◆ **Task goal**: Report every line in the listing below where the string "this" shows up.

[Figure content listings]
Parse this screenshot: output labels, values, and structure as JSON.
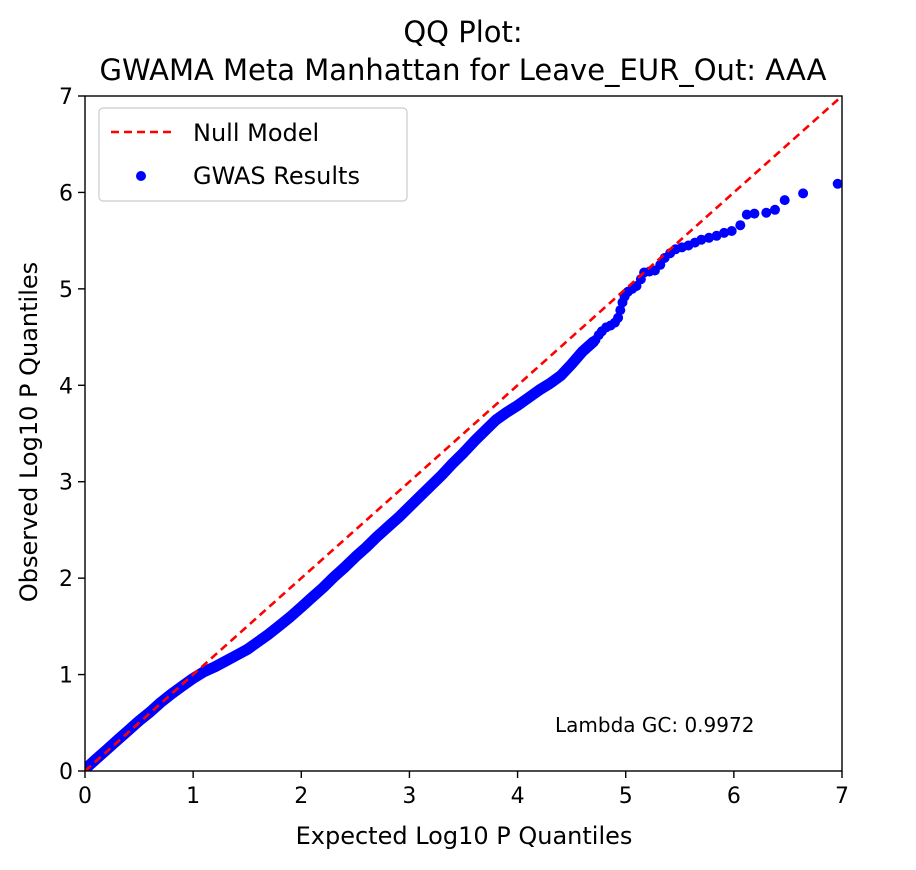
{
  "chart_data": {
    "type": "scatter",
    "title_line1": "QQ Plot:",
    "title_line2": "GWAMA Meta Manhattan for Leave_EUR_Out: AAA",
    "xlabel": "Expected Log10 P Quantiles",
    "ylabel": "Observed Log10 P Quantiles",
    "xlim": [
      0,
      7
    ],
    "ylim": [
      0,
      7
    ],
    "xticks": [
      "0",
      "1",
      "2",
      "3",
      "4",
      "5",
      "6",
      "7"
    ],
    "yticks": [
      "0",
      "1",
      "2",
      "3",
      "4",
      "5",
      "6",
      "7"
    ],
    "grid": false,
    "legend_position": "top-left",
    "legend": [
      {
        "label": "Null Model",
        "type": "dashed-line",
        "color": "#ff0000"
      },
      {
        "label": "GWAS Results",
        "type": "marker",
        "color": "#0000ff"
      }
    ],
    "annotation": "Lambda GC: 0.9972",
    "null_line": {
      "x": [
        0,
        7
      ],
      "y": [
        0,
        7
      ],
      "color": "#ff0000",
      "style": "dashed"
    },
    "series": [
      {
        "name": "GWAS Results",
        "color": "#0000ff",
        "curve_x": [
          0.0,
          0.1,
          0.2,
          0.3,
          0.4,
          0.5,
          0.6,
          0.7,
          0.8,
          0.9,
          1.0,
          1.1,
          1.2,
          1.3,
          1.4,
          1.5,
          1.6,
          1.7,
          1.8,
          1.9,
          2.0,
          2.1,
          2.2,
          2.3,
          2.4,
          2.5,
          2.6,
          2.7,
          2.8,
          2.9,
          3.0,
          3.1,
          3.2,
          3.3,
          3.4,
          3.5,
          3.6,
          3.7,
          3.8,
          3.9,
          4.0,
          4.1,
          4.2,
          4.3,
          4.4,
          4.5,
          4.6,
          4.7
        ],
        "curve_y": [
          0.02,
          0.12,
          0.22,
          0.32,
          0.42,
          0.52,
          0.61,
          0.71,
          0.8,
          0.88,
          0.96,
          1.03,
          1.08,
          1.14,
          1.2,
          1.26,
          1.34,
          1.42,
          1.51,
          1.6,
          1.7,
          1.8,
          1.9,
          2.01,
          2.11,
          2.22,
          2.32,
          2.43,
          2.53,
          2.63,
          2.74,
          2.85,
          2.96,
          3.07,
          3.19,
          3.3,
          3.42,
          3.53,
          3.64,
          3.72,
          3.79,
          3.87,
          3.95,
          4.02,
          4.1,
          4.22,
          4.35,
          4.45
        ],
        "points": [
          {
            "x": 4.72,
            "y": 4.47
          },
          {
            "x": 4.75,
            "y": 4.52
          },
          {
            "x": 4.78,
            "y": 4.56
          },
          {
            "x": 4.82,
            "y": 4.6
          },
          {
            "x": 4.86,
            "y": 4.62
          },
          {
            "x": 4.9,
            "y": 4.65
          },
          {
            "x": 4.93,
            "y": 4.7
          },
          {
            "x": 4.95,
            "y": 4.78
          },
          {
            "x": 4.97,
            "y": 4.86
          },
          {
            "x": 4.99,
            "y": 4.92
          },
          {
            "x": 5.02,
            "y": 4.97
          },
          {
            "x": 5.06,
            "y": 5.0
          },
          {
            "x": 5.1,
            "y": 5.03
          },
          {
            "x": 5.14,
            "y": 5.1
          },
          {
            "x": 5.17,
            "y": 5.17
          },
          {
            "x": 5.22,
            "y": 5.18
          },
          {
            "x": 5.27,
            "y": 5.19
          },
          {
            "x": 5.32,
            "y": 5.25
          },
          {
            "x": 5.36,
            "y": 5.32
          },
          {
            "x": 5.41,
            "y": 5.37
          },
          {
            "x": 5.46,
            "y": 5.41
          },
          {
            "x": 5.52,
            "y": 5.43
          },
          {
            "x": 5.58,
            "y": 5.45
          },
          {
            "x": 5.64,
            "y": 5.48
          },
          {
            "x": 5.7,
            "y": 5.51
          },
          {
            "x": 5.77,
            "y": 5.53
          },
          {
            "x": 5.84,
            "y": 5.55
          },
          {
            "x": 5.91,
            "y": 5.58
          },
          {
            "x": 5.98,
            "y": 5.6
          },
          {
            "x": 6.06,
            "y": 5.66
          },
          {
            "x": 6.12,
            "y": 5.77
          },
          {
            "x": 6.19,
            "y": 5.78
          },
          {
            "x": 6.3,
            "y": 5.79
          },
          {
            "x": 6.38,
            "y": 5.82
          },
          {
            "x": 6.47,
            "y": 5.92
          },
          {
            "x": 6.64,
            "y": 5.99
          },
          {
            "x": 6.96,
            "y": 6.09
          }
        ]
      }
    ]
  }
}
==
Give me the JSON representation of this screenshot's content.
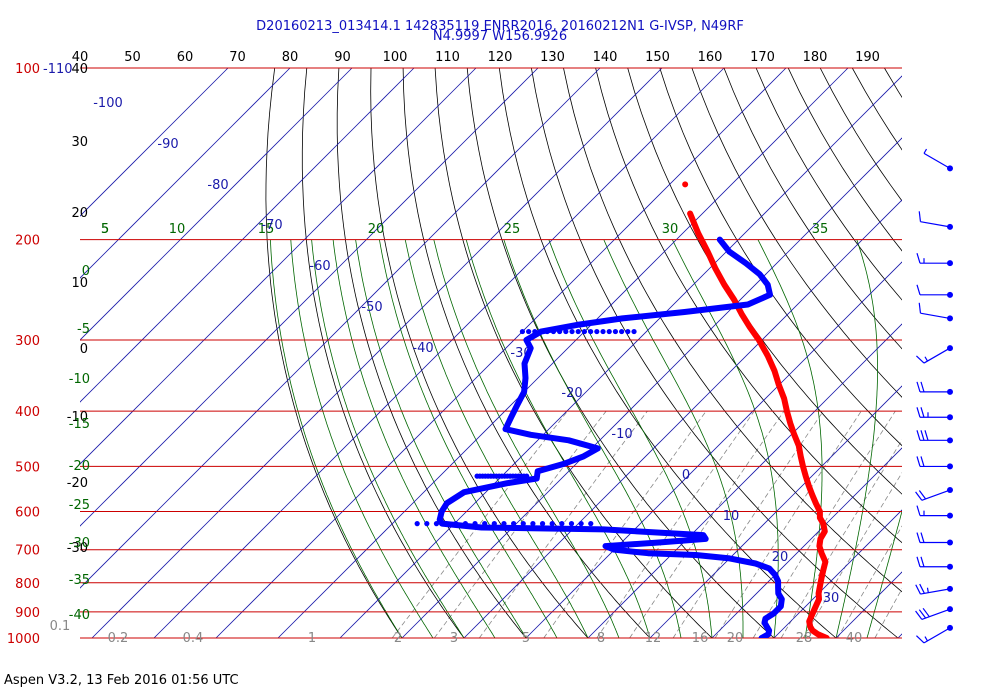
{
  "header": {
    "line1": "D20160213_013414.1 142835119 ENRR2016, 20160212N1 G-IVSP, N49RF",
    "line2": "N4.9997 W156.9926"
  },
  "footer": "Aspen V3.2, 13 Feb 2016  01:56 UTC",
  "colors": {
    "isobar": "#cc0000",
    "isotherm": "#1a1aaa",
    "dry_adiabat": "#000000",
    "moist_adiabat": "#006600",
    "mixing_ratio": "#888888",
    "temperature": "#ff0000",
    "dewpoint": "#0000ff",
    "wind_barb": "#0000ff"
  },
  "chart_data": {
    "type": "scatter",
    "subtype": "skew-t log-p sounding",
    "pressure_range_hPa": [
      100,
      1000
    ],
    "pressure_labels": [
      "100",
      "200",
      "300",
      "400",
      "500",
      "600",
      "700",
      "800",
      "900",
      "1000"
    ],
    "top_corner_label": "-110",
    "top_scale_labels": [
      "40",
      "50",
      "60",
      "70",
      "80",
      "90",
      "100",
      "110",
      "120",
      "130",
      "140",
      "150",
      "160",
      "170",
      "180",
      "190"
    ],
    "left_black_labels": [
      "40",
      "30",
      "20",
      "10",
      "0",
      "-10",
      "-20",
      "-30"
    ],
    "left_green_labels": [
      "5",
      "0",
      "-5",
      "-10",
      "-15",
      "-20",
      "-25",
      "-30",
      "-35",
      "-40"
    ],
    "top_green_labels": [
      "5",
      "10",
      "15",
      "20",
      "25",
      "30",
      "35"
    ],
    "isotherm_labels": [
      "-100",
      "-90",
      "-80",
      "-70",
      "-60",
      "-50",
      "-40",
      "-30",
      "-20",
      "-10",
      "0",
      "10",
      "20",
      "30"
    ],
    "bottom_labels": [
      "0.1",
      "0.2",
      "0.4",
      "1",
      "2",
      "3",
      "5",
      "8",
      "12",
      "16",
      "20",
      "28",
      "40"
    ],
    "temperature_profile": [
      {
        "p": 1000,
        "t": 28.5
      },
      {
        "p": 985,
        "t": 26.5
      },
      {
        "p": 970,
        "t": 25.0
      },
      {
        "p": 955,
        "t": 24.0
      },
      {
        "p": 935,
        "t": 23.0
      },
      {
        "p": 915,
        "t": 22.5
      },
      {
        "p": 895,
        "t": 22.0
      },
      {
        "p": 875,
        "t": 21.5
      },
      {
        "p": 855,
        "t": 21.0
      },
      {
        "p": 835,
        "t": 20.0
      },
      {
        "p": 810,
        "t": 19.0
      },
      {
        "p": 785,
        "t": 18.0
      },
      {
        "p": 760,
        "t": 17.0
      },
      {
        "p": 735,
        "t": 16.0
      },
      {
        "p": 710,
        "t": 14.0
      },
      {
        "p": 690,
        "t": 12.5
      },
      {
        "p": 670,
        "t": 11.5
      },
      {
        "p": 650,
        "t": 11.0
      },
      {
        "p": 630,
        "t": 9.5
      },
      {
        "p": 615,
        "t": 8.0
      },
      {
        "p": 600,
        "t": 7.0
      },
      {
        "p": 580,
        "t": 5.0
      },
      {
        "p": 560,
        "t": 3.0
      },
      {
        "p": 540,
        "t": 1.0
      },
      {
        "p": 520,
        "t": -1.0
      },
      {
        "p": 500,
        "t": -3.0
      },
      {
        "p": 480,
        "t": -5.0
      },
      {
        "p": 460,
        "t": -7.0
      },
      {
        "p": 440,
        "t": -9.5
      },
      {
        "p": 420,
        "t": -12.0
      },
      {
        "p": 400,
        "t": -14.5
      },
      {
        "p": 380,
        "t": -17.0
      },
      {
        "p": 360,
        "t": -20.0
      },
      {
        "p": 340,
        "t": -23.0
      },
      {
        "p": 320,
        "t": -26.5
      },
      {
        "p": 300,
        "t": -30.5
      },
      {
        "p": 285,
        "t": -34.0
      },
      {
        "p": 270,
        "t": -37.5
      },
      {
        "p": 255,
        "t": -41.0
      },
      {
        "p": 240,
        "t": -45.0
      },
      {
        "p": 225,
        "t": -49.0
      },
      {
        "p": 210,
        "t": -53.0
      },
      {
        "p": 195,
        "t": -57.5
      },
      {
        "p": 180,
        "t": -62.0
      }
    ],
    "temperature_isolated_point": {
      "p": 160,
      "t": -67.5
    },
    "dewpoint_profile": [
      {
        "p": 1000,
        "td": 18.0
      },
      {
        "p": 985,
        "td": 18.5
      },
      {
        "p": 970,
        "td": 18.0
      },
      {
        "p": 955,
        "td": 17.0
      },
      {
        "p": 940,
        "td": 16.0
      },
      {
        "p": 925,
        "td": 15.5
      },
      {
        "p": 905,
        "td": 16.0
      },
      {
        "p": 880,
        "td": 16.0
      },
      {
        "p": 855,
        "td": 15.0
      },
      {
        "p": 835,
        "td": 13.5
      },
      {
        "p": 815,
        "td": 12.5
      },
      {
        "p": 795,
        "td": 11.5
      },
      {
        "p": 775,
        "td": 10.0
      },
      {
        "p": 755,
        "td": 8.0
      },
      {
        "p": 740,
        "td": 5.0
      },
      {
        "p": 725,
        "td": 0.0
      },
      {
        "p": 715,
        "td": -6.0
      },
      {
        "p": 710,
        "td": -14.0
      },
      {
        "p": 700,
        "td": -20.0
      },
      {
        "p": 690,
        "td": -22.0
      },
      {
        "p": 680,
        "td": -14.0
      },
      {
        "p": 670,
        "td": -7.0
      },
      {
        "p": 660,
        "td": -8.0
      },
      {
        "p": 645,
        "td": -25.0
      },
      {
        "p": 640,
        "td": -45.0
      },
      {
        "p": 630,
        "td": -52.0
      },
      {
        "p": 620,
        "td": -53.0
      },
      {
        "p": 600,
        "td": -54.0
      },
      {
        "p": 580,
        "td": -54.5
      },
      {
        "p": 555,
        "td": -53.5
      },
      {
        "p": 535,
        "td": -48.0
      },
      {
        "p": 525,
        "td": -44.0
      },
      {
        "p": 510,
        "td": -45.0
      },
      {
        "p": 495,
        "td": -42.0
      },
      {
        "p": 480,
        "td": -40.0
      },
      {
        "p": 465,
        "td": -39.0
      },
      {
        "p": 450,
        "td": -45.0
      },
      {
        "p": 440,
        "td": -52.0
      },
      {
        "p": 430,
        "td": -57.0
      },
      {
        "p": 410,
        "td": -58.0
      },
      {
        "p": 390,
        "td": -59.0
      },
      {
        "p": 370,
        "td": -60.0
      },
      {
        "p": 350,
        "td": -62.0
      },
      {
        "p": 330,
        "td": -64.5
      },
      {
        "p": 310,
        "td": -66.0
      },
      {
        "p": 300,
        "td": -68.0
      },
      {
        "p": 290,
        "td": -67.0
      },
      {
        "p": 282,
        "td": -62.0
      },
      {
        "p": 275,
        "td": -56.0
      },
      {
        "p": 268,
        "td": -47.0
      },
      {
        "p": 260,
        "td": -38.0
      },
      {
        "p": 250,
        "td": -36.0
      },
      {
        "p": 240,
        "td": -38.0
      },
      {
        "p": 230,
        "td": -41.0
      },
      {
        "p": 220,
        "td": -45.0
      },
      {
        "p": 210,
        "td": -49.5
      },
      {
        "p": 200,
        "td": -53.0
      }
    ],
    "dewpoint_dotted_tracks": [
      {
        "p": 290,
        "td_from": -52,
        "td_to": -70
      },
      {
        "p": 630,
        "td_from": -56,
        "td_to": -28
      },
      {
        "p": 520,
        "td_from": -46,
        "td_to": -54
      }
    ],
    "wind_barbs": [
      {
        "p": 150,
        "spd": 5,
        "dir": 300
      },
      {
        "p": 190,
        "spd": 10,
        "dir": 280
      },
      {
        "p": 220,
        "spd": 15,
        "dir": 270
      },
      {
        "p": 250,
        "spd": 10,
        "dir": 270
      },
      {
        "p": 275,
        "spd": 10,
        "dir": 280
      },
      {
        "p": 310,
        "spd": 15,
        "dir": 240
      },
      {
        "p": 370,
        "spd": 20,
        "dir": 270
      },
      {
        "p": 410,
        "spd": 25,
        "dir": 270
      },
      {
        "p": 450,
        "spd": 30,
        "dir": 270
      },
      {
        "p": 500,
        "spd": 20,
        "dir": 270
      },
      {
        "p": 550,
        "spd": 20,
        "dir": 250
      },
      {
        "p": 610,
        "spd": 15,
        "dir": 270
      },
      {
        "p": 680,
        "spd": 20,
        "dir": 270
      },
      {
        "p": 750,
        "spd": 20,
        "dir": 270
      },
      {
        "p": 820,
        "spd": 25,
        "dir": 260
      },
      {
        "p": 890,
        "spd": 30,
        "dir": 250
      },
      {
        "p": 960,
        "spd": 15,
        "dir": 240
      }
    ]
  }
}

◆ **Problem solution**:
Parse this screenshot: output labels, values, and structure as JSON.
Give me the JSON representation of this screenshot's content.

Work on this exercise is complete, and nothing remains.